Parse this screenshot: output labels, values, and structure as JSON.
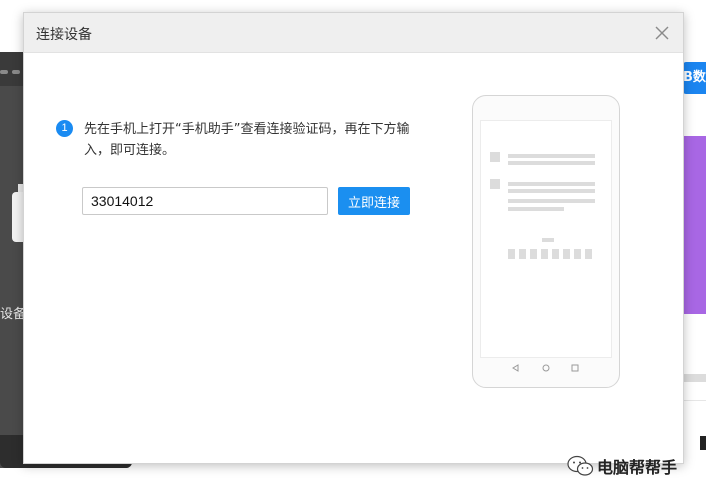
{
  "dialog": {
    "title": "连接设备",
    "step_number": "1",
    "instruction": "先在手机上打开“手机助手”查看连接验证码，再在下方输入，即可连接。",
    "code_input_value": "33014012",
    "connect_button_label": "立即连接"
  },
  "background": {
    "left_partial_text": "设备",
    "right_partial_button_text": "B数",
    "accent_color": "#1b8ff0",
    "purple_color": "#a867e4"
  },
  "watermark": {
    "text": "电脑帮帮手",
    "icon": "wechat-icon"
  },
  "icons": {
    "close": "close-icon",
    "phone_back": "back-triangle-icon",
    "phone_home": "home-circle-icon",
    "phone_recent": "recent-square-icon"
  }
}
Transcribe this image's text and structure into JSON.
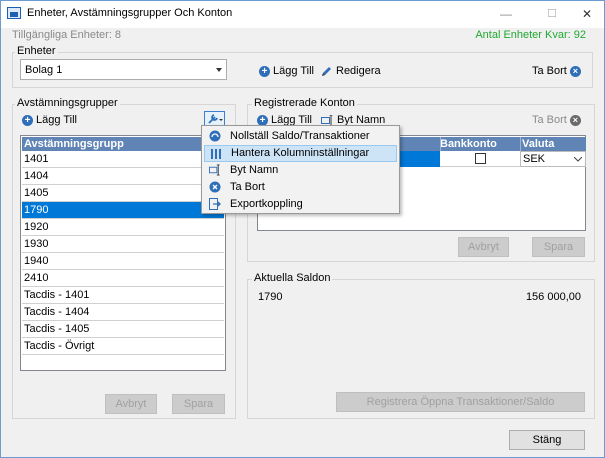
{
  "window": {
    "title": "Enheter, Avstämningsgrupper Och Konton",
    "minimize": "—",
    "maximize": "☐",
    "close": "✕"
  },
  "top": {
    "available_units": "Tillgängliga Enheter: 8",
    "units_left": "Antal Enheter Kvar: 92",
    "units_left_color": "#22a830"
  },
  "units": {
    "group_title": "Enheter",
    "selected": "Bolag 1",
    "add": "Lägg Till",
    "edit": "Redigera",
    "delete": "Ta Bort"
  },
  "groups": {
    "group_title": "Avstämningsgrupper",
    "add": "Lägg Till",
    "column_header": "Avstämningsgrupp",
    "rows": [
      "1401",
      "1404",
      "1405",
      "1790",
      "1920",
      "1930",
      "1940",
      "2410",
      "Tacdis - 1401",
      "Tacdis - 1404",
      "Tacdis - 1405",
      "Tacdis - Övrigt"
    ],
    "selected_index": 3,
    "cancel": "Avbryt",
    "save": "Spara"
  },
  "context_menu": {
    "items": [
      {
        "label": "Nollställ Saldo/Transaktioner",
        "icon": "reset-icon"
      },
      {
        "label": "Hantera Kolumninställningar",
        "icon": "columns-icon",
        "highlighted": true
      },
      {
        "label": "Byt Namn",
        "icon": "rename-icon"
      },
      {
        "label": "Ta Bort",
        "icon": "delete-icon"
      },
      {
        "label": "Exportkoppling",
        "icon": "export-icon"
      }
    ]
  },
  "accounts": {
    "group_title": "Registrerade Konton",
    "add": "Lägg Till",
    "rename": "Byt Namn",
    "delete": "Ta Bort",
    "columns": [
      "",
      "Bankkonto",
      "Valuta"
    ],
    "row": {
      "currency": "SEK"
    },
    "cancel": "Avbryt",
    "save": "Spara"
  },
  "balances": {
    "group_title": "Aktuella Saldon",
    "account": "1790",
    "amount": "156 000,00",
    "register_button": "Registrera Öppna Transaktioner/Saldo"
  },
  "footer": {
    "close": "Stäng"
  }
}
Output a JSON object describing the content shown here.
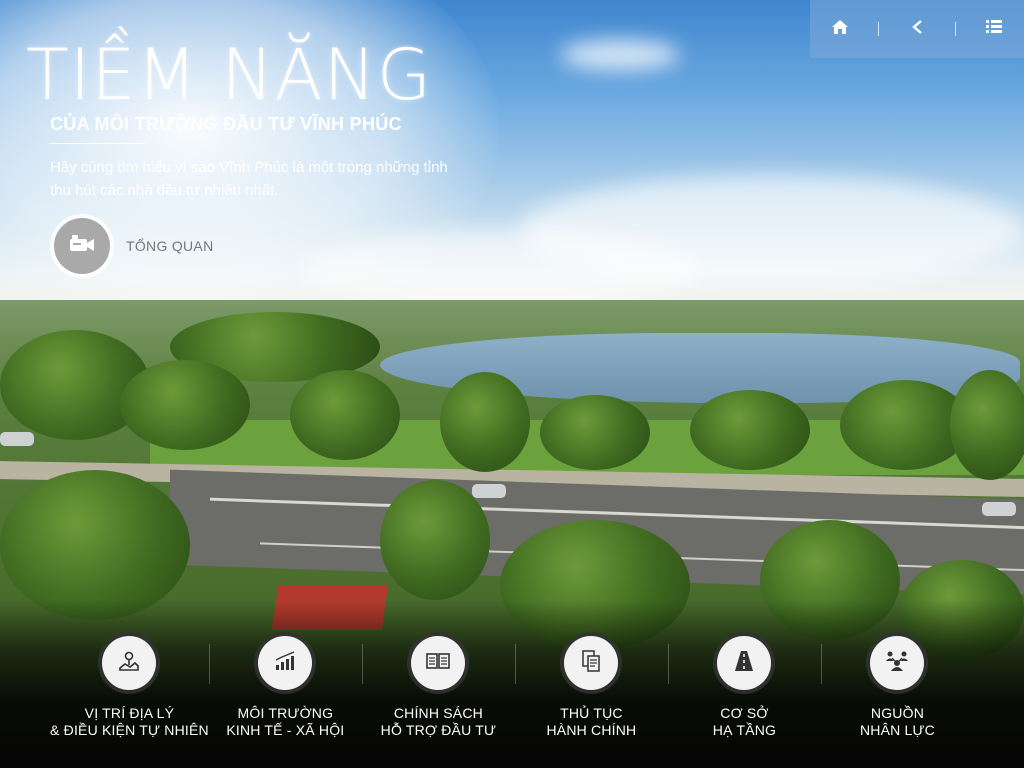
{
  "header": {
    "title": "TIỀM NĂNG",
    "subtitle": "CỦA MÔI TRƯỜNG ĐẦU TƯ VĨNH PHÚC",
    "intro_line1": "Hãy cùng tìm hiểu vì sao Vĩnh Phúc là một trong những tỉnh",
    "intro_line2": "thu hút các nhà đầu tư nhiều nhất."
  },
  "overview": {
    "label": "TỔNG QUAN",
    "icon": "video-camera-icon"
  },
  "toolbar": {
    "icons": [
      "home-icon",
      "back-icon",
      "list-icon"
    ]
  },
  "nav": [
    {
      "line1": "VỊ TRÍ ĐỊA LÝ",
      "line2": "& ĐIỀU KIỆN TỰ NHIÊN",
      "icon": "map-pin-icon"
    },
    {
      "line1": "MÔI TRƯỜNG",
      "line2": "KINH TẾ - XÃ HỘI",
      "icon": "bar-chart-icon"
    },
    {
      "line1": "CHÍNH SÁCH",
      "line2": "HỖ TRỢ ĐẦU TƯ",
      "icon": "open-book-icon"
    },
    {
      "line1": "THỦ TỤC",
      "line2": "HÀNH CHÍNH",
      "icon": "documents-icon"
    },
    {
      "line1": "CƠ SỞ",
      "line2": "HẠ TẦNG",
      "icon": "road-icon"
    },
    {
      "line1": "NGUỒN",
      "line2": "NHÂN LỰC",
      "icon": "people-icon"
    }
  ],
  "colors": {
    "icon_dark": "#333333",
    "nav_circle": "#f2f2f2",
    "overview_circle": "#a9a9a9"
  }
}
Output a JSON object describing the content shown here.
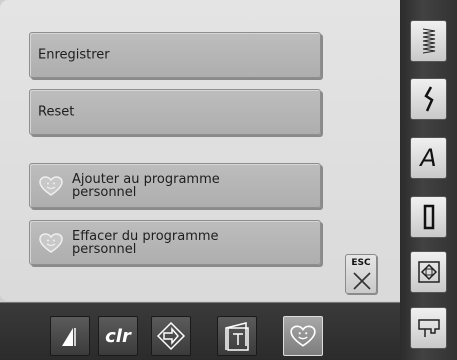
{
  "menu": {
    "save_label": "Enregistrer",
    "reset_label": "Reset",
    "add_to_personal_line1": "Ajouter au programme",
    "add_to_personal_line2": "personnel",
    "delete_from_personal_line1": "Effacer du programme",
    "delete_from_personal_line2": "personnel"
  },
  "esc_button": {
    "label": "ESC",
    "icon": "close-x-icon"
  },
  "bottom_toolbar": {
    "clr_label": "clr",
    "icons": [
      "tension-icon",
      "clr-icon",
      "navigate-arrow-icon",
      "book-icon",
      "personal-program-heart-icon"
    ]
  },
  "side_toolbar": {
    "a_label": "A",
    "icons": [
      "zigzag-stitch-icon",
      "decorative-stitch-icon",
      "alphabet-icon",
      "buttonhole-icon",
      "quilt-stitch-icon",
      "presser-foot-icon"
    ]
  },
  "colors": {
    "panel": "#dcdcdc",
    "button": "#b4b4b4",
    "dark_bar": "#333333"
  }
}
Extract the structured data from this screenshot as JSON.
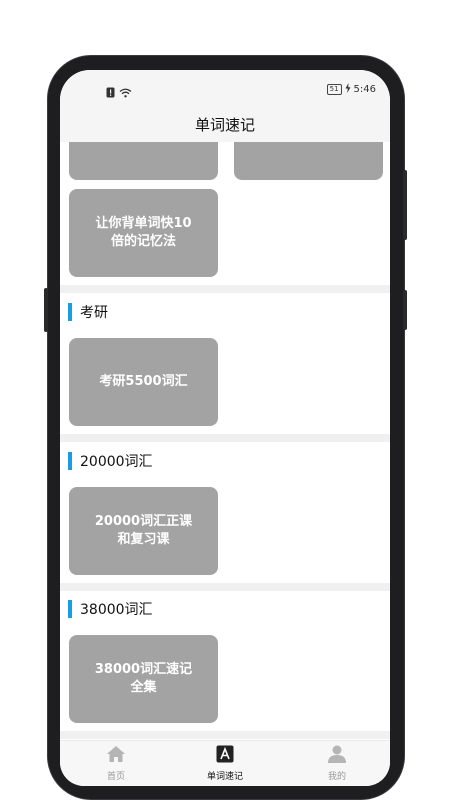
{
  "status_bar": {
    "time": "5:46",
    "battery": "51"
  },
  "header": {
    "title": "单词速记"
  },
  "top_cards": [
    {
      "label": ""
    },
    {
      "label": ""
    },
    {
      "label": "让你背单词快10\n倍的记忆法"
    }
  ],
  "sections": [
    {
      "title": "考研",
      "cards": [
        {
          "label": "考研5500词汇"
        }
      ]
    },
    {
      "title": "20000词汇",
      "cards": [
        {
          "label": "20000词汇正课\n和复习课"
        }
      ]
    },
    {
      "title": "38000词汇",
      "cards": [
        {
          "label": "38000词汇速记\n全集"
        }
      ]
    }
  ],
  "tabs": [
    {
      "label": "首页",
      "icon": "home-icon"
    },
    {
      "label": "单词速记",
      "icon": "letter-a-icon"
    },
    {
      "label": "我的",
      "icon": "person-icon"
    }
  ],
  "colors": {
    "accent": "#1a9be6",
    "card": "#a3a3a3",
    "frame": "#1e1e21"
  }
}
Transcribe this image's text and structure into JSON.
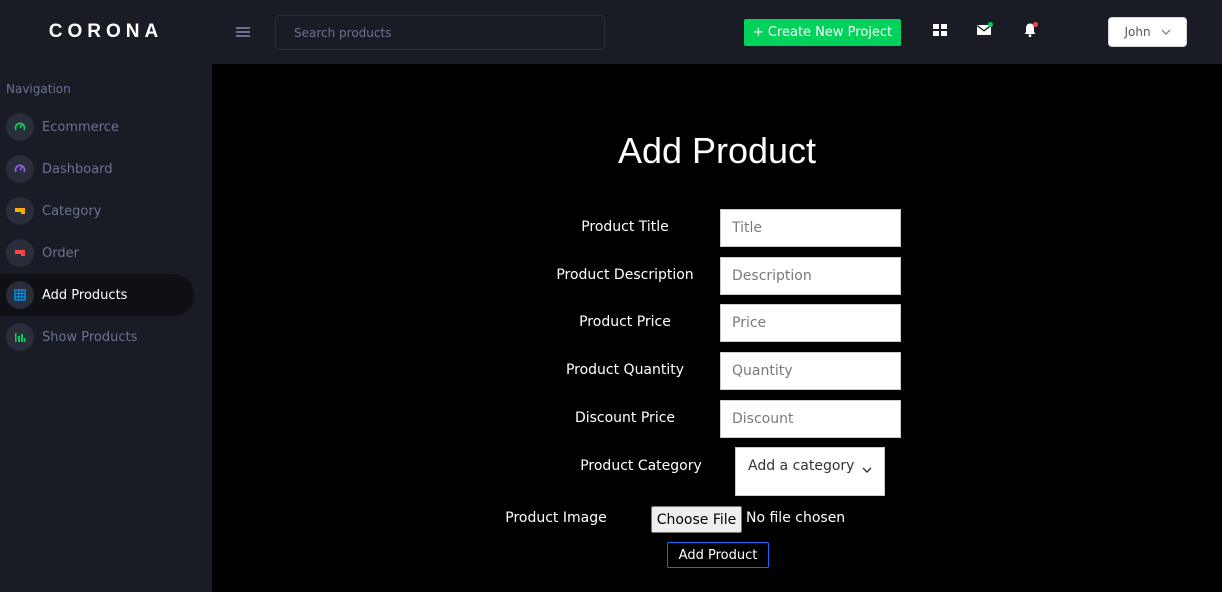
{
  "brand": "CORONA",
  "sidebar": {
    "caption": "Navigation",
    "items": [
      {
        "label": "Ecommerce",
        "icon": "gauge-icon",
        "color": "#00d25b"
      },
      {
        "label": "Dashboard",
        "icon": "gauge-icon",
        "color": "#8f5fe8"
      },
      {
        "label": "Category",
        "icon": "tag-icon",
        "color": "#ffab00"
      },
      {
        "label": "Order",
        "icon": "receipt-icon",
        "color": "#fc424a"
      },
      {
        "label": "Add Products",
        "icon": "table-icon",
        "color": "#0090e7",
        "active": true
      },
      {
        "label": "Show Products",
        "icon": "bar-chart-icon",
        "color": "#00d25b"
      }
    ]
  },
  "header": {
    "search_placeholder": "Search products",
    "create_label": "+ Create New Project",
    "user_name": "John",
    "colors": {
      "accent_green": "#00d25b",
      "notification_red": "#fc424a"
    }
  },
  "form": {
    "title": "Add Product",
    "fields": [
      {
        "label": "Product Title",
        "placeholder": "Title"
      },
      {
        "label": "Product Description",
        "placeholder": "Description"
      },
      {
        "label": "Product Price",
        "placeholder": "Price"
      },
      {
        "label": "Product Quantity",
        "placeholder": "Quantity"
      },
      {
        "label": "Discount Price",
        "placeholder": "Discount"
      }
    ],
    "category_label": "Product Category",
    "category_selected": "Add a category",
    "image_label": "Product Image",
    "file_button": "Choose File",
    "file_status": "No file chosen",
    "submit_label": "Add Product"
  }
}
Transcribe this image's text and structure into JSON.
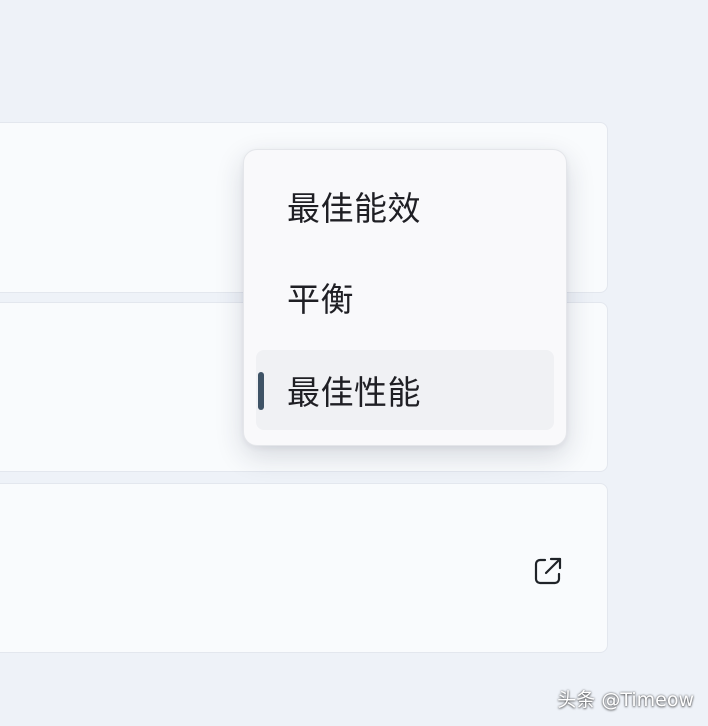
{
  "power_mode_menu": {
    "items": [
      {
        "label": "最佳能效",
        "selected": false
      },
      {
        "label": "平衡",
        "selected": false
      },
      {
        "label": "最佳性能",
        "selected": true
      }
    ]
  },
  "icons": {
    "external_link": "open-external-icon"
  },
  "colors": {
    "page_background": "#eef2f8",
    "card_background": "#f9fbfd",
    "flyout_background": "#f9f9fb",
    "selected_item_background": "#f0f1f4",
    "selection_indicator": "#3f5366",
    "text": "#1f1f24"
  },
  "watermark": "头条 @Timeow"
}
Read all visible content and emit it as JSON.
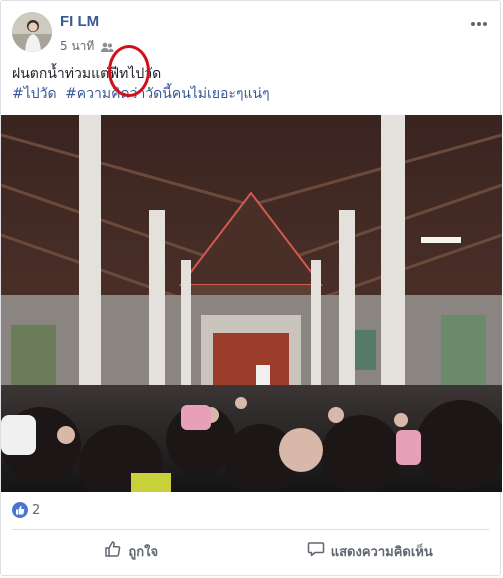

* * * *

Job:
Return each line where "Konton" shows up.

Exercise result:
    "title": "Enheter, Avstämningsgrupper Och Konton",
    "group_title": "Registrerade Konton",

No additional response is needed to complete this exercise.